**Task:**
Transcribe each line of the data below with no changes.

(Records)
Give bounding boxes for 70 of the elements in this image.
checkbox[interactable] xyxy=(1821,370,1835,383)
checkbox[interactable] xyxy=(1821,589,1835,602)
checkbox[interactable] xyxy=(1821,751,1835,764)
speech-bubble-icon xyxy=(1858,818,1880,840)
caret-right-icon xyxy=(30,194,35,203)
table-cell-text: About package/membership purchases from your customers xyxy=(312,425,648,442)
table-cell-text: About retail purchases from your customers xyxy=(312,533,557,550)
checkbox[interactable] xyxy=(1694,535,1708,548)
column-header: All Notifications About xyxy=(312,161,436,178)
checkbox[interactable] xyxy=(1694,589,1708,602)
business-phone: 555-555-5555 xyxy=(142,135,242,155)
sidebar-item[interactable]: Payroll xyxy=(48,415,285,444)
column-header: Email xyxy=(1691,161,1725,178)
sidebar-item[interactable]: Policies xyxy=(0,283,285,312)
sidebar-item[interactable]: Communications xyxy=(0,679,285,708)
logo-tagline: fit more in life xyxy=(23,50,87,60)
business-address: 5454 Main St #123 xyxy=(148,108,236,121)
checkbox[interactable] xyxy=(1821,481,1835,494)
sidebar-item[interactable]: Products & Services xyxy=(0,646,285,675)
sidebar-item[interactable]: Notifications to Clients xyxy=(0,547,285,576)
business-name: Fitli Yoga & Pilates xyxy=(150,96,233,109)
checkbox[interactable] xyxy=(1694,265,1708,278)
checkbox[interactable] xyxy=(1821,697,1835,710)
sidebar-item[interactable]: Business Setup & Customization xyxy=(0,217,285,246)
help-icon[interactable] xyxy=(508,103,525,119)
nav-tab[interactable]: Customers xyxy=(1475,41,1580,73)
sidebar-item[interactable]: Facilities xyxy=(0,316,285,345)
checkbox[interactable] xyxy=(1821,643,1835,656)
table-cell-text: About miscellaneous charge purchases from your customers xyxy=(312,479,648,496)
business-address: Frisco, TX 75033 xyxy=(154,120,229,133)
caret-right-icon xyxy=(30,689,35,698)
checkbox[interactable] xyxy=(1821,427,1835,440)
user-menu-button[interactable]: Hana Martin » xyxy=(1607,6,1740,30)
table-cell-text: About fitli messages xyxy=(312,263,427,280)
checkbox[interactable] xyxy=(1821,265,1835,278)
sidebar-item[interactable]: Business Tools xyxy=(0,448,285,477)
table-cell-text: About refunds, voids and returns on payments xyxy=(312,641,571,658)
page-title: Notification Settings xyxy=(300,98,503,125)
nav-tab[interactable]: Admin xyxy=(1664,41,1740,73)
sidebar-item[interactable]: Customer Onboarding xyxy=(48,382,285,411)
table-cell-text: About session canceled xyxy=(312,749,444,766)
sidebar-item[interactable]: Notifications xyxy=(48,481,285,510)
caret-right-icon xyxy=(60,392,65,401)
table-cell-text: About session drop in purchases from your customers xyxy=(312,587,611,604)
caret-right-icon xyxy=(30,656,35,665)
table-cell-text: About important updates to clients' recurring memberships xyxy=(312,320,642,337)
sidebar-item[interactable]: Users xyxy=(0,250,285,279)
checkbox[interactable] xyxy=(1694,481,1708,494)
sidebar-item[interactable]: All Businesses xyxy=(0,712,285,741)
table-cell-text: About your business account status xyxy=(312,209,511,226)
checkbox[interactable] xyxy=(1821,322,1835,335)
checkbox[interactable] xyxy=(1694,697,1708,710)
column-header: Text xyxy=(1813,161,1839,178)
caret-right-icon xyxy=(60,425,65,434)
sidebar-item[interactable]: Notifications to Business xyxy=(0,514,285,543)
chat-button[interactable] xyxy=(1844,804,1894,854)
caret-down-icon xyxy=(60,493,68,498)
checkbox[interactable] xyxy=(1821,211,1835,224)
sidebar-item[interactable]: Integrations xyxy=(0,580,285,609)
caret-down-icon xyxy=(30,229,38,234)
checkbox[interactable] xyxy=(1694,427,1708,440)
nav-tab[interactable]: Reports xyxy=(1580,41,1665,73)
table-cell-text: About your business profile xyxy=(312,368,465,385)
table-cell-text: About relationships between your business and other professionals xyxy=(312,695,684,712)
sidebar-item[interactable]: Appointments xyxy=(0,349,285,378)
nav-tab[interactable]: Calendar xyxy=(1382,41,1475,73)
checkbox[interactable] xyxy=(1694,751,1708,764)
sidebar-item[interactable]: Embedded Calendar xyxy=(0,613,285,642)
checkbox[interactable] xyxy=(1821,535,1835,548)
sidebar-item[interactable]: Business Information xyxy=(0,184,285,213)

**Final result:**
Give bounding boxes for 70 of the elements in this image.
checkbox[interactable] xyxy=(1821,370,1835,383)
checkbox[interactable] xyxy=(1821,589,1835,602)
checkbox[interactable] xyxy=(1821,751,1835,764)
speech-bubble-icon xyxy=(1858,818,1880,840)
caret-right-icon xyxy=(30,194,35,203)
table-cell-text: About package/membership purchases from your customers xyxy=(312,425,648,442)
table-cell-text: About retail purchases from your customers xyxy=(312,533,557,550)
checkbox[interactable] xyxy=(1694,535,1708,548)
column-header: All Notifications About xyxy=(312,161,436,178)
checkbox[interactable] xyxy=(1694,589,1708,602)
business-phone: 555-555-5555 xyxy=(142,135,242,155)
sidebar-item[interactable]: Payroll xyxy=(48,415,285,444)
column-header: Email xyxy=(1691,161,1725,178)
sidebar-item[interactable]: Policies xyxy=(0,283,285,312)
sidebar-item[interactable]: Communications xyxy=(0,679,285,708)
logo-tagline: fit more in life xyxy=(23,50,87,60)
business-address: 5454 Main St #123 xyxy=(148,108,236,121)
checkbox[interactable] xyxy=(1821,481,1835,494)
sidebar-item[interactable]: Products & Services xyxy=(0,646,285,675)
sidebar-item[interactable]: Notifications to Clients xyxy=(0,547,285,576)
business-name: Fitli Yoga & Pilates xyxy=(150,96,233,109)
checkbox[interactable] xyxy=(1694,265,1708,278)
checkbox[interactable] xyxy=(1821,697,1835,710)
sidebar-item[interactable]: Business Setup & Customization xyxy=(0,217,285,246)
help-icon[interactable] xyxy=(508,103,525,119)
nav-tab[interactable]: Customers xyxy=(1475,41,1580,73)
sidebar-item[interactable]: Facilities xyxy=(0,316,285,345)
checkbox[interactable] xyxy=(1821,643,1835,656)
table-cell-text: About miscellaneous charge purchases from your customers xyxy=(312,479,648,496)
business-address: Frisco, TX 75033 xyxy=(154,120,229,133)
caret-right-icon xyxy=(30,689,35,698)
checkbox[interactable] xyxy=(1821,427,1835,440)
user-menu-button[interactable]: Hana Martin » xyxy=(1607,6,1740,30)
table-cell-text: About fitli messages xyxy=(312,263,427,280)
checkbox[interactable] xyxy=(1821,265,1835,278)
sidebar-item[interactable]: Business Tools xyxy=(0,448,285,477)
table-cell-text: About refunds, voids and returns on payments xyxy=(312,641,571,658)
page-title: Notification Settings xyxy=(300,98,503,125)
nav-tab[interactable]: Admin xyxy=(1664,41,1740,73)
sidebar-item[interactable]: Customer Onboarding xyxy=(48,382,285,411)
table-cell-text: About session canceled xyxy=(312,749,444,766)
sidebar-item[interactable]: Notifications xyxy=(48,481,285,510)
caret-right-icon xyxy=(60,392,65,401)
table-cell-text: About session drop in purchases from your customers xyxy=(312,587,611,604)
caret-right-icon xyxy=(30,656,35,665)
table-cell-text: About important updates to clients' recurring memberships xyxy=(312,320,642,337)
sidebar-item[interactable]: Users xyxy=(0,250,285,279)
checkbox[interactable] xyxy=(1694,481,1708,494)
sidebar-item[interactable]: All Businesses xyxy=(0,712,285,741)
table-cell-text: About your business account status xyxy=(312,209,511,226)
checkbox[interactable] xyxy=(1821,322,1835,335)
checkbox[interactable] xyxy=(1694,697,1708,710)
column-header: Text xyxy=(1813,161,1839,178)
caret-right-icon xyxy=(60,425,65,434)
sidebar-item[interactable]: Notifications to Business xyxy=(0,514,285,543)
chat-button[interactable] xyxy=(1844,804,1894,854)
caret-down-icon xyxy=(60,493,68,498)
checkbox[interactable] xyxy=(1821,211,1835,224)
sidebar-item[interactable]: Integrations xyxy=(0,580,285,609)
caret-down-icon xyxy=(30,229,38,234)
checkbox[interactable] xyxy=(1694,427,1708,440)
nav-tab[interactable]: Reports xyxy=(1580,41,1665,73)
table-cell-text: About your business profile xyxy=(312,368,465,385)
table-cell-text: About relationships between your business and other professionals xyxy=(312,695,684,712)
sidebar-item[interactable]: Appointments xyxy=(0,349,285,378)
nav-tab[interactable]: Calendar xyxy=(1382,41,1475,73)
checkbox[interactable] xyxy=(1694,751,1708,764)
sidebar-item[interactable]: Embedded Calendar xyxy=(0,613,285,642)
checkbox[interactable] xyxy=(1821,535,1835,548)
sidebar-item[interactable]: Business Information xyxy=(0,184,285,213)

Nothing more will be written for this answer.